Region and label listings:

_____

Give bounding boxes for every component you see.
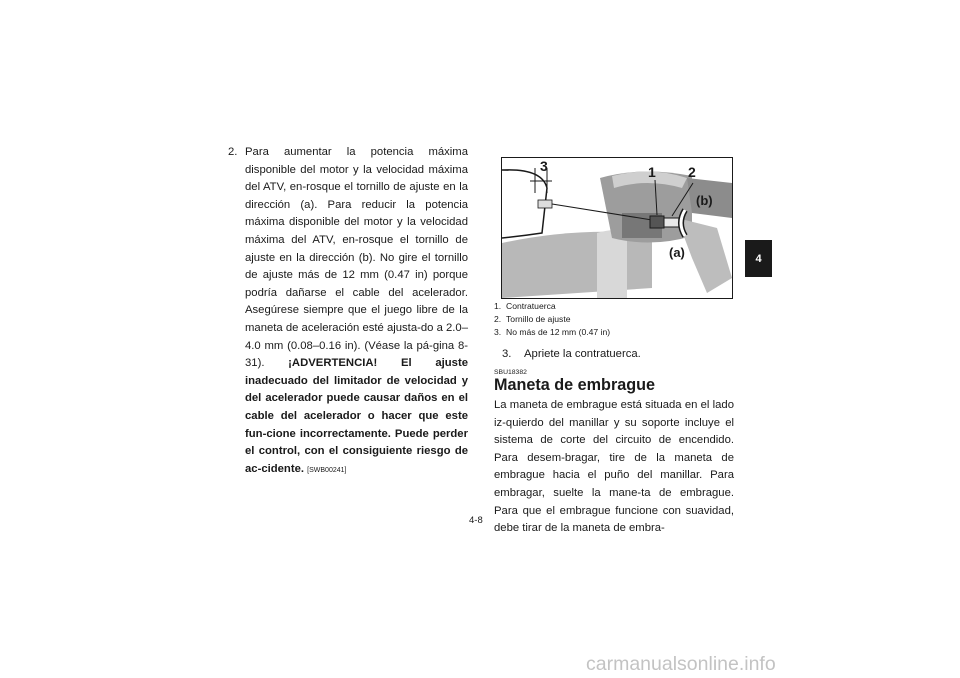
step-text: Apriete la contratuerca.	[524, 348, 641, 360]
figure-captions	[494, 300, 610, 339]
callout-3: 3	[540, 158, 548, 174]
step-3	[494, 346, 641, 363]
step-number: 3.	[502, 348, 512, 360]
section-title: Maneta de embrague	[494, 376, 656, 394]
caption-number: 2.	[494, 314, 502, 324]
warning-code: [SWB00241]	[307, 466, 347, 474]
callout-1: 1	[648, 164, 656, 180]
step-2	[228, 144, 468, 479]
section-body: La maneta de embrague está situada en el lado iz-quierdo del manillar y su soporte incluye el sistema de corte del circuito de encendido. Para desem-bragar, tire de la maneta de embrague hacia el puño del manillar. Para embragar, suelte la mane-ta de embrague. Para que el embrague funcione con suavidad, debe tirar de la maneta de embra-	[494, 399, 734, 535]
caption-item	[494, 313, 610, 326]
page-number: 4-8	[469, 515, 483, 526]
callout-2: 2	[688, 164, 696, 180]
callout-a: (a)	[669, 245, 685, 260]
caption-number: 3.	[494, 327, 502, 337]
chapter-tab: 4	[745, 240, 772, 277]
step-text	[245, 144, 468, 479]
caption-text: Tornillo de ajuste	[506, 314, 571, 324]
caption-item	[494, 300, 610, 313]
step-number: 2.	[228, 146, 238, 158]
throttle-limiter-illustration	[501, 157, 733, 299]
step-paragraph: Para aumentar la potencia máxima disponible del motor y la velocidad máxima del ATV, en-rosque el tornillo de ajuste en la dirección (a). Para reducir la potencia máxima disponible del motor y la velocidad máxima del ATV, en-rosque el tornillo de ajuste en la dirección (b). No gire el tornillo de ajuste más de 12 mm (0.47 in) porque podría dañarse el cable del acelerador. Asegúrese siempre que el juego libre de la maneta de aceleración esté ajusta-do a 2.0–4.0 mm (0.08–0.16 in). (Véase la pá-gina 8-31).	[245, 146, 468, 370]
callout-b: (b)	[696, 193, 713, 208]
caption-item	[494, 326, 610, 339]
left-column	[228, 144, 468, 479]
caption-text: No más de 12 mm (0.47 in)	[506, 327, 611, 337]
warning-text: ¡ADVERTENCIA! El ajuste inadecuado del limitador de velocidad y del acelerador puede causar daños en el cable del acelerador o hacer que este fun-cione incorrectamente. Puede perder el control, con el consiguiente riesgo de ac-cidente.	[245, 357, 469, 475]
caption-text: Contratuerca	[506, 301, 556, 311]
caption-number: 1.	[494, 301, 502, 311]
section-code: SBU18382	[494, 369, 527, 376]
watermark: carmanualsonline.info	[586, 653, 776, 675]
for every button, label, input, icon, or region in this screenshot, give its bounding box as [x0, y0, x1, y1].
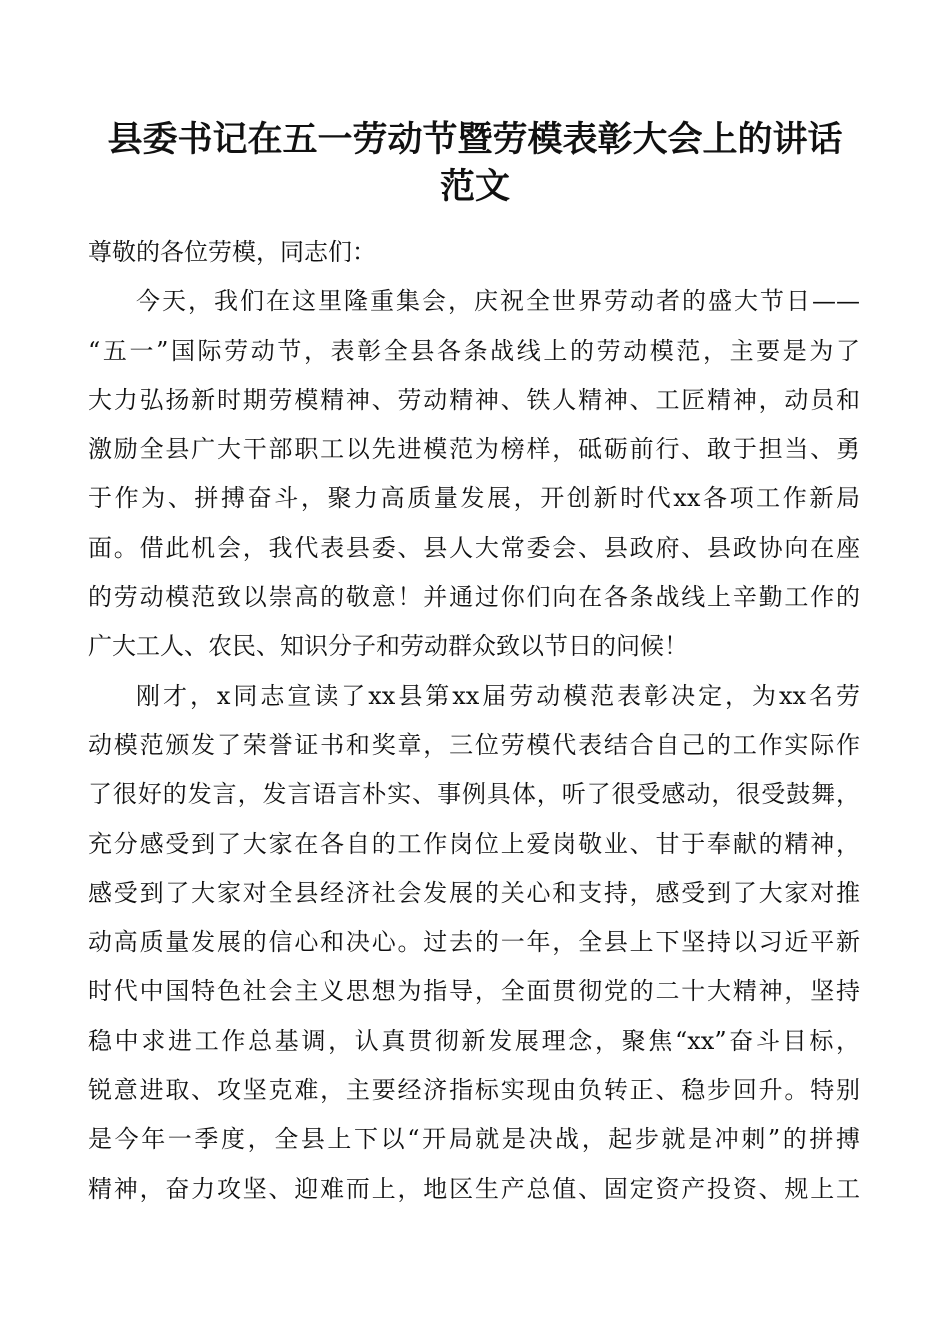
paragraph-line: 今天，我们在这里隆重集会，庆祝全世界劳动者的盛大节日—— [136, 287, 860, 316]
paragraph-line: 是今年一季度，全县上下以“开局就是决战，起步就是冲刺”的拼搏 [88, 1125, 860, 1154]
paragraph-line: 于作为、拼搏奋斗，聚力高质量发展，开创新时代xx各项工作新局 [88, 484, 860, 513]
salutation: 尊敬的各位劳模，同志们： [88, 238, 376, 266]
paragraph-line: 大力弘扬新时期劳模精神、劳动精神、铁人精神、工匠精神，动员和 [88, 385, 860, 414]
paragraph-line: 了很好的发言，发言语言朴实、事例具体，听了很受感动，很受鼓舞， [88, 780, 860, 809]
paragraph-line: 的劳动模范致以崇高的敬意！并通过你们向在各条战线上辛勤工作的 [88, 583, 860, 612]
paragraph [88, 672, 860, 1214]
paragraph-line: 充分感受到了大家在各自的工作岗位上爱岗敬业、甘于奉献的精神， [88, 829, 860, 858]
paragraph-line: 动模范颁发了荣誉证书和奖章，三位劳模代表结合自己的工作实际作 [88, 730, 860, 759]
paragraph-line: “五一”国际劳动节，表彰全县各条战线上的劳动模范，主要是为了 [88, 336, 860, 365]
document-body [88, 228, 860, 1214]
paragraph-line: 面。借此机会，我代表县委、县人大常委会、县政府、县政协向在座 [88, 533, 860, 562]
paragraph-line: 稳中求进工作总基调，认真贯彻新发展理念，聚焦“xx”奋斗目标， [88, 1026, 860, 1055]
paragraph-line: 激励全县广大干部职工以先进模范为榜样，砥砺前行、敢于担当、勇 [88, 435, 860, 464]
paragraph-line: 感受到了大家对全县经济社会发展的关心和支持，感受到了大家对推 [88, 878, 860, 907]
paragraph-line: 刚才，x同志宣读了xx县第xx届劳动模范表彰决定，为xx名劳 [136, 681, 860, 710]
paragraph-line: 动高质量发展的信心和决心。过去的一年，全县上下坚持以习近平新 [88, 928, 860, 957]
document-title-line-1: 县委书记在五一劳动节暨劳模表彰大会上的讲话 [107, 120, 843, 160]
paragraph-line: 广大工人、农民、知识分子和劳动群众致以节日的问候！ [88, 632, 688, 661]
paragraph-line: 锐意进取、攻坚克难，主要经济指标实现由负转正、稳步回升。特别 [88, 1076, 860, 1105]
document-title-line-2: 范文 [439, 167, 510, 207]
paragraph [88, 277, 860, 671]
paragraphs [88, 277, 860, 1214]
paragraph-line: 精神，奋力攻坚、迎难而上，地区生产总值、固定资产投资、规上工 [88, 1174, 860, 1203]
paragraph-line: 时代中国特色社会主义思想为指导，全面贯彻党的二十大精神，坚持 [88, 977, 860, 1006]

_____

Copy the lines above exactly, everything from the line containing "287, 860, 316]" down to the line containing "salutation: 尊敬的各位劳模，同志们： [88, 238, 376, 266]".

paragraph-line: 今天，我们在这里隆重集会，庆祝全世界劳动者的盛大节日—— [136, 287, 860, 316]
paragraph-line: 是今年一季度，全县上下以“开局就是决战，起步就是冲刺”的拼搏 [88, 1125, 860, 1154]
paragraph-line: 于作为、拼搏奋斗，聚力高质量发展，开创新时代xx各项工作新局 [88, 484, 860, 513]
salutation: 尊敬的各位劳模，同志们： [88, 238, 376, 266]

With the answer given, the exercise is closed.